◆ Supplied material
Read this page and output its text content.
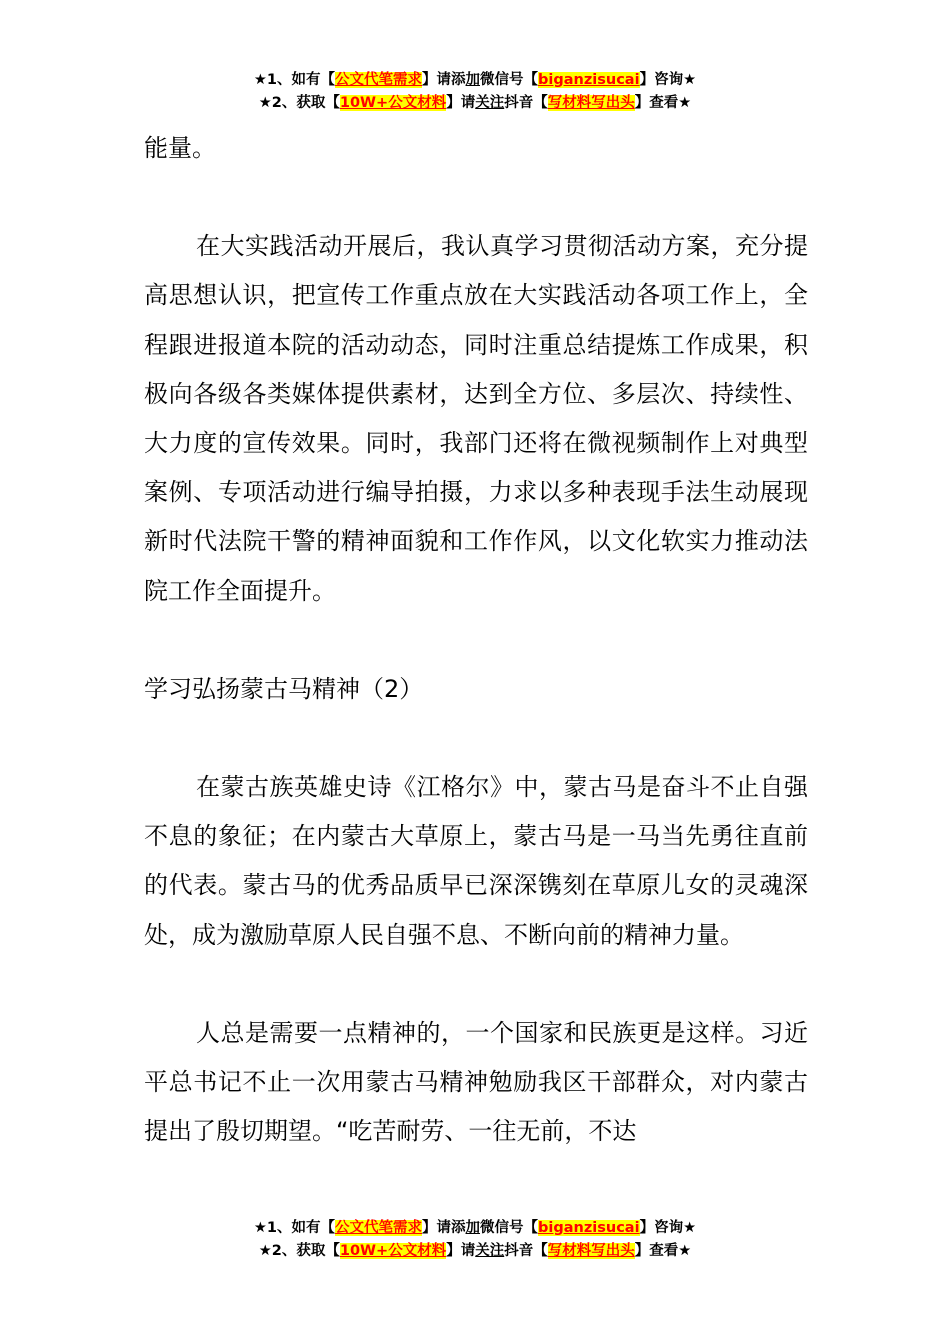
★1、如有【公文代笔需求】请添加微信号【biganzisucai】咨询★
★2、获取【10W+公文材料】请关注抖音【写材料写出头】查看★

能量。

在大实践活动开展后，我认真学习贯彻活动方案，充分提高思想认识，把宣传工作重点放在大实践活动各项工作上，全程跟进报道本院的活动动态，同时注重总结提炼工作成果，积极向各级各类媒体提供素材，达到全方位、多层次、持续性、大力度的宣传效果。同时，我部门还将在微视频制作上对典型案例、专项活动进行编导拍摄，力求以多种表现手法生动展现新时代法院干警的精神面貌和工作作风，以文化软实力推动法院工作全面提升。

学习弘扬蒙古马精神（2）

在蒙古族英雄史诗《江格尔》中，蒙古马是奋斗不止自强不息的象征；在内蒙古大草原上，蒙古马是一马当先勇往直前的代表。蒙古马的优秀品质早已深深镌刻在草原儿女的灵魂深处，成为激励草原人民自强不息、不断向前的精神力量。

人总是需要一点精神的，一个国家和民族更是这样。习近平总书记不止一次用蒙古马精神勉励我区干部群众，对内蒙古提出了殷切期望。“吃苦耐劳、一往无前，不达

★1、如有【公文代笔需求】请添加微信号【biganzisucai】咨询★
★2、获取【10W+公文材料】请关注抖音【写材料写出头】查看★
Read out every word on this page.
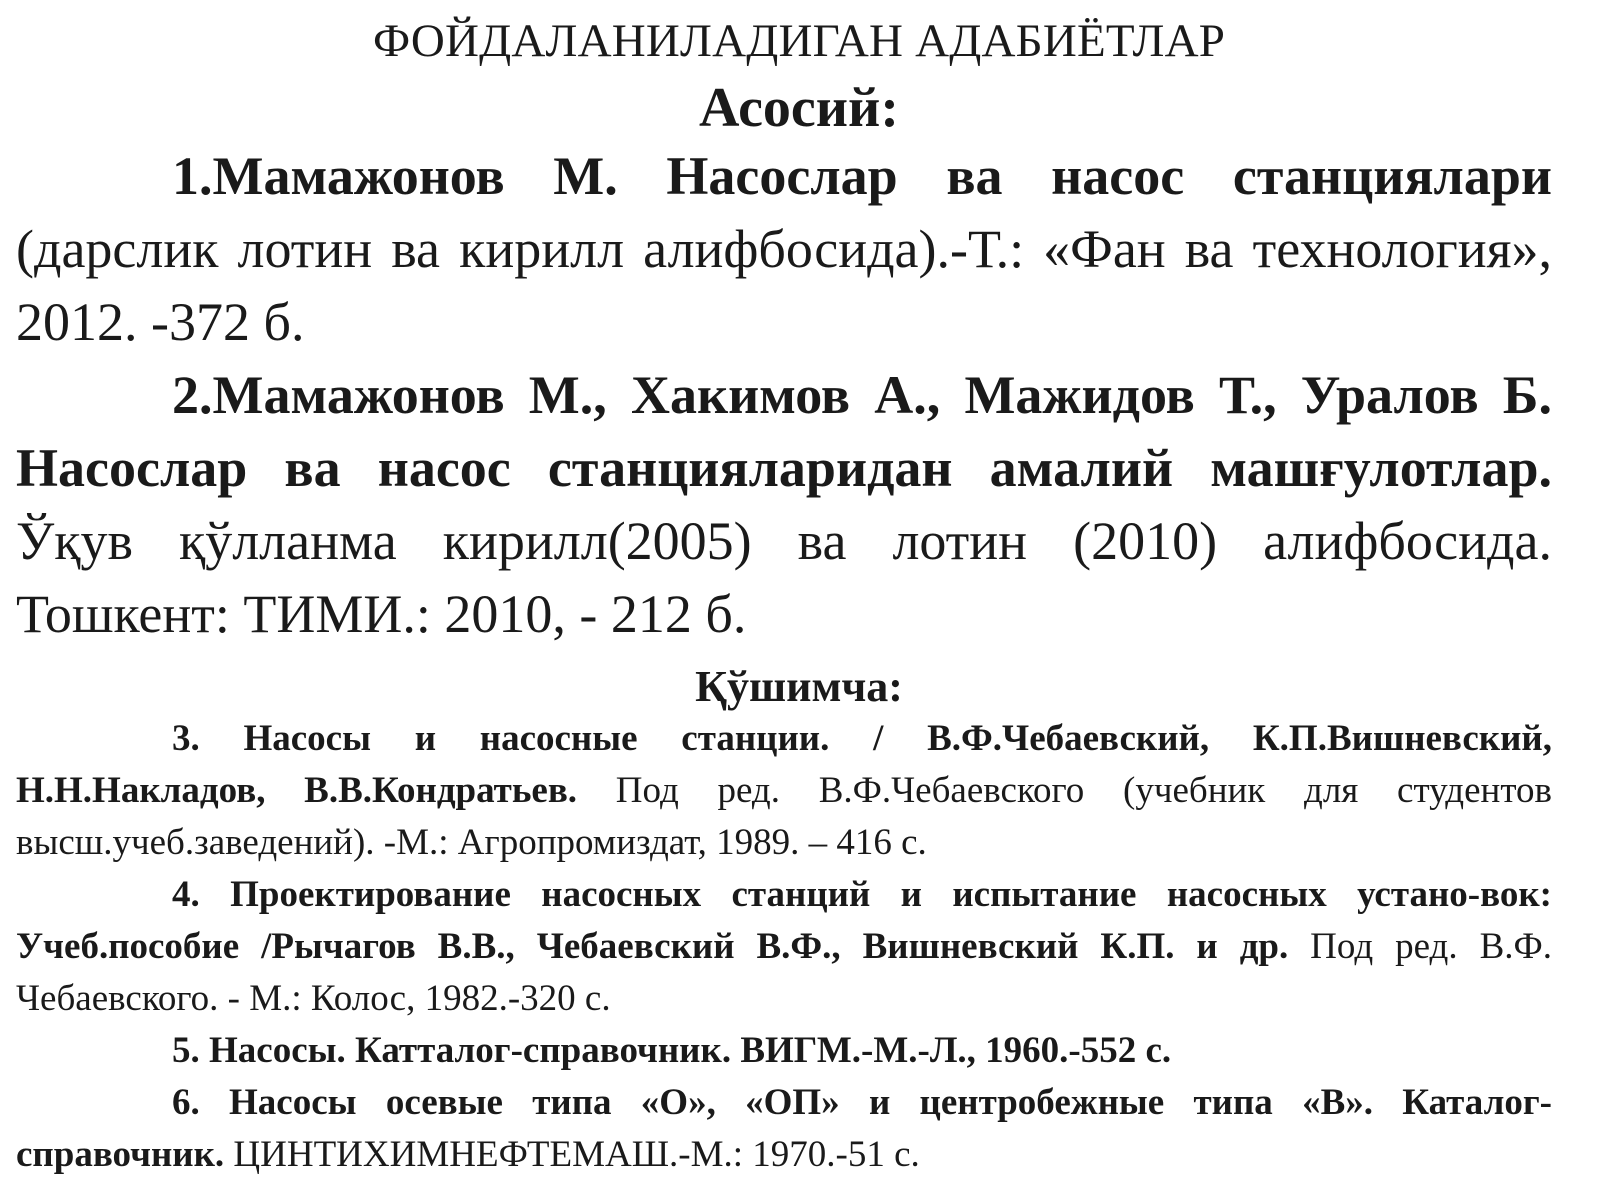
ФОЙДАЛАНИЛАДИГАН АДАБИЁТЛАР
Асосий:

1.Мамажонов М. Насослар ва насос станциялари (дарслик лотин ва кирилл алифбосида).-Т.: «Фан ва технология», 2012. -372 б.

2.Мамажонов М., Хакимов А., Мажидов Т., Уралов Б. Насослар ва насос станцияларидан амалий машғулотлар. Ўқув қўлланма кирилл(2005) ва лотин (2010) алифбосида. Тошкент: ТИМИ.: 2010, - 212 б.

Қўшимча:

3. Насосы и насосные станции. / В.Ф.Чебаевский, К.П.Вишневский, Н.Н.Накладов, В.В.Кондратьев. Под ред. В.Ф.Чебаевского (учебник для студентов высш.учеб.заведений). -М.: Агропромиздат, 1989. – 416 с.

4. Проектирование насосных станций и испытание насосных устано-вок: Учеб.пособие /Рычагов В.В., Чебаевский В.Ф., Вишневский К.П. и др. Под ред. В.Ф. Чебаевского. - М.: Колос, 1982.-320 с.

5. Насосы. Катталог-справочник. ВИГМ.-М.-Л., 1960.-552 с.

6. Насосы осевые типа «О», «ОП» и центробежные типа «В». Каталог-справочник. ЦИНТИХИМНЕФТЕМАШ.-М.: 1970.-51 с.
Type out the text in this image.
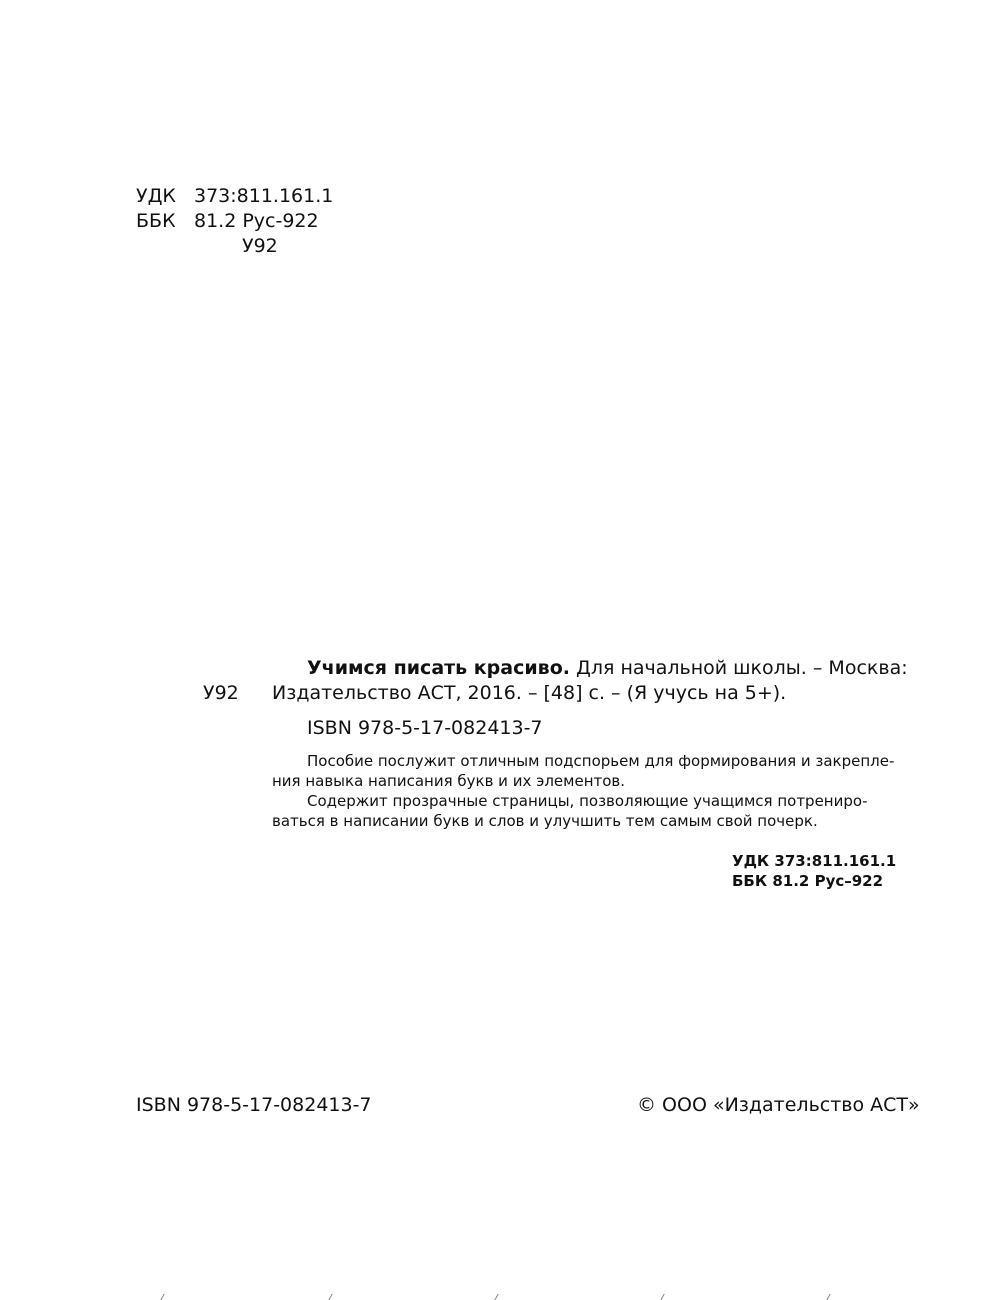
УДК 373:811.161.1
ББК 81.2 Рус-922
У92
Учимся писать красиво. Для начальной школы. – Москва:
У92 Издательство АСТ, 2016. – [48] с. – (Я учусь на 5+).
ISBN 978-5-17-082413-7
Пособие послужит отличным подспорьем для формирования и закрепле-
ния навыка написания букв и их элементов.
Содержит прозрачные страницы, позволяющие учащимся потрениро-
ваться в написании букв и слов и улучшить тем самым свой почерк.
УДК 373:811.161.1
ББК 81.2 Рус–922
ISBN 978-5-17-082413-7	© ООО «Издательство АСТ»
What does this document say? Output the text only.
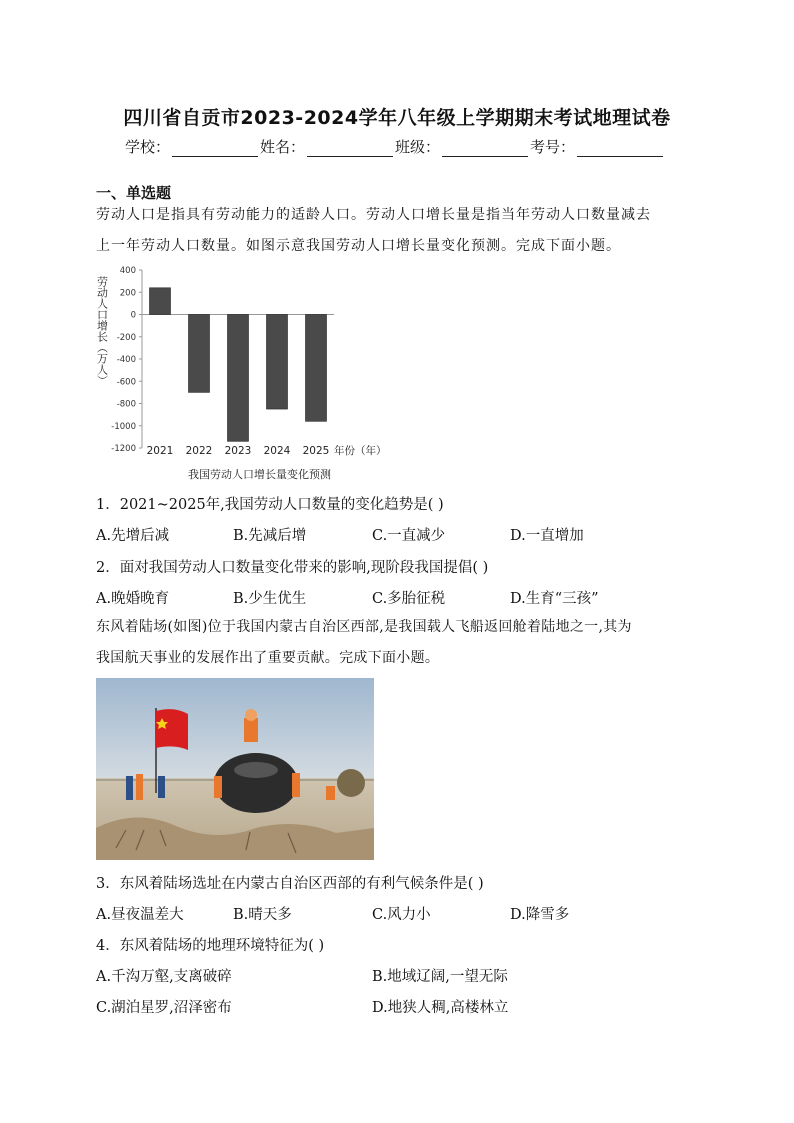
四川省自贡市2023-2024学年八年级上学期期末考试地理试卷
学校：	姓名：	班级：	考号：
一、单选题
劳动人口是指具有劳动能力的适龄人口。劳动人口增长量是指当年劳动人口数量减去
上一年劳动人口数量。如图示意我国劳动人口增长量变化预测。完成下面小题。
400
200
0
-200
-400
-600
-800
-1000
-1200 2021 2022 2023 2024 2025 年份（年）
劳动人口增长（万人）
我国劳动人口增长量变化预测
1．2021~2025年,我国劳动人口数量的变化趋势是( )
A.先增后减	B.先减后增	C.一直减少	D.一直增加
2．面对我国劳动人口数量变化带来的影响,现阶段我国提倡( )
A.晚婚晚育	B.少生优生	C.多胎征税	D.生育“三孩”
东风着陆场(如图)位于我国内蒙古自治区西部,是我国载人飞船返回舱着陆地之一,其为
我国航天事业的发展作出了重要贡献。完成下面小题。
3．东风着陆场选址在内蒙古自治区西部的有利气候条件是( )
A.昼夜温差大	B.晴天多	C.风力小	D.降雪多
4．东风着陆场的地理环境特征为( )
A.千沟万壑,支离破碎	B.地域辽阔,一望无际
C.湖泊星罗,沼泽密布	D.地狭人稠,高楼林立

◆ Your instructions
Repeat the listing in full and exactly. Do not include any images.

◆ Full solution
Read this page and output its text content.
★1、如有【公文代笔需求】请添加微信号【biganzisucai】咨询★
★2、获取【10W+公文材料】请关注抖音【写材料写出头】查看★

能量。

在大实践活动开展后，我认真学习贯彻活动方案，充分提高思想认识，把宣传工作重点放在大实践活动各项工作上，全程跟进报道本院的活动动态，同时注重总结提炼工作成果，积极向各级各类媒体提供素材，达到全方位、多层次、持续性、大力度的宣传效果。同时，我部门还将在微视频制作上对典型案例、专项活动进行编导拍摄，力求以多种表现手法生动展现新时代法院干警的精神面貌和工作作风，以文化软实力推动法院工作全面提升。

学习弘扬蒙古马精神（2）

在蒙古族英雄史诗《江格尔》中，蒙古马是奋斗不止自强不息的象征；在内蒙古大草原上，蒙古马是一马当先勇往直前的代表。蒙古马的优秀品质早已深深镌刻在草原儿女的灵魂深处，成为激励草原人民自强不息、不断向前的精神力量。

人总是需要一点精神的，一个国家和民族更是这样。习近平总书记不止一次用蒙古马精神勉励我区干部群众，对内蒙古提出了殷切期望。“吃苦耐劳、一往无前，不达

★1、如有【公文代笔需求】请添加微信号【biganzisucai】咨询★
★2、获取【10W+公文材料】请关注抖音【写材料写出头】查看★
Read out every word on this page.
ФОЙДАЛАНИЛАДИГАН АДАБИЁТЛАР
Асосий:

1.Мамажонов М. Насослар ва насос станциялари (дарслик лотин ва кирилл алифбосида).-Т.: «Фан ва технология», 2012. -372 б.

2.Мамажонов М., Хакимов А., Мажидов Т., Уралов Б. Насослар ва насос станцияларидан амалий машғулотлар. Ўқув қўлланма кирилл(2005) ва лотин (2010) алифбосида. Тошкент: ТИМИ.: 2010, - 212 б.

Қўшимча:

3. Насосы и насосные станции. / В.Ф.Чебаевский, К.П.Вишневский, Н.Н.Накладов, В.В.Кондратьев. Под ред. В.Ф.Чебаевского (учебник для студентов высш.учеб.заведений). -М.: Агропромиздат, 1989. – 416 с.

4. Проектирование насосных станций и испытание насосных устано-вок: Учеб.пособие /Рычагов В.В., Чебаевский В.Ф., Вишневский К.П. и др. Под ред. В.Ф. Чебаевского. - М.: Колос, 1982.-320 с.

5. Насосы. Катталог-справочник. ВИГМ.-М.-Л., 1960.-552 с.

6. Насосы осевые типа «О», «ОП» и центробежные типа «В». Каталог-справочник. ЦИНТИХИМНЕФТЕМАШ.-М.: 1970.-51 с.
Type out the text in this image.
УДК 373:811.161.1
ББК 81.2 Рус-922
У92
Учимся писать красиво. Для начальной школы. – Москва:
У92 Издательство АСТ, 2016. – [48] с. – (Я учусь на 5+).
ISBN 978-5-17-082413-7
Пособие послужит отличным подспорьем для формирования и закрепле-
ния навыка написания букв и их элементов.
Содержит прозрачные страницы, позволяющие учащимся потрениро-
ваться в написании букв и слов и улучшить тем самым свой почерк.
УДК 373:811.161.1
ББК 81.2 Рус–922
ISBN 978-5-17-082413-7	© ООО «Издательство АСТ»
What does this document say? Output the text only.
四川省自贡市2023-2024学年八年级上学期期末考试地理试卷
学校：	姓名：	班级：	考号：
一、单选题
劳动人口是指具有劳动能力的适龄人口。劳动人口增长量是指当年劳动人口数量减去
上一年劳动人口数量。如图示意我国劳动人口增长量变化预测。完成下面小题。
400
200
0
-200
-400
-600
-800
-1000
-1200 2021 2022 2023 2024 2025 年份（年）
劳动人口增长（万人）
我国劳动人口增长量变化预测
1．2021~2025年,我国劳动人口数量的变化趋势是( )
A.先增后减	B.先减后增	C.一直减少	D.一直增加
2．面对我国劳动人口数量变化带来的影响,现阶段我国提倡( )
A.晚婚晚育	B.少生优生	C.多胎征税	D.生育“三孩”
东风着陆场(如图)位于我国内蒙古自治区西部,是我国载人飞船返回舱着陆地之一,其为
我国航天事业的发展作出了重要贡献。完成下面小题。
3．东风着陆场选址在内蒙古自治区西部的有利气候条件是( )
A.昼夜温差大	B.晴天多	C.风力小	D.降雪多
4．东风着陆场的地理环境特征为( )
A.千沟万壑,支离破碎	B.地域辽阔,一望无际
C.湖泊星罗,沼泽密布	D.地狭人稠,高楼林立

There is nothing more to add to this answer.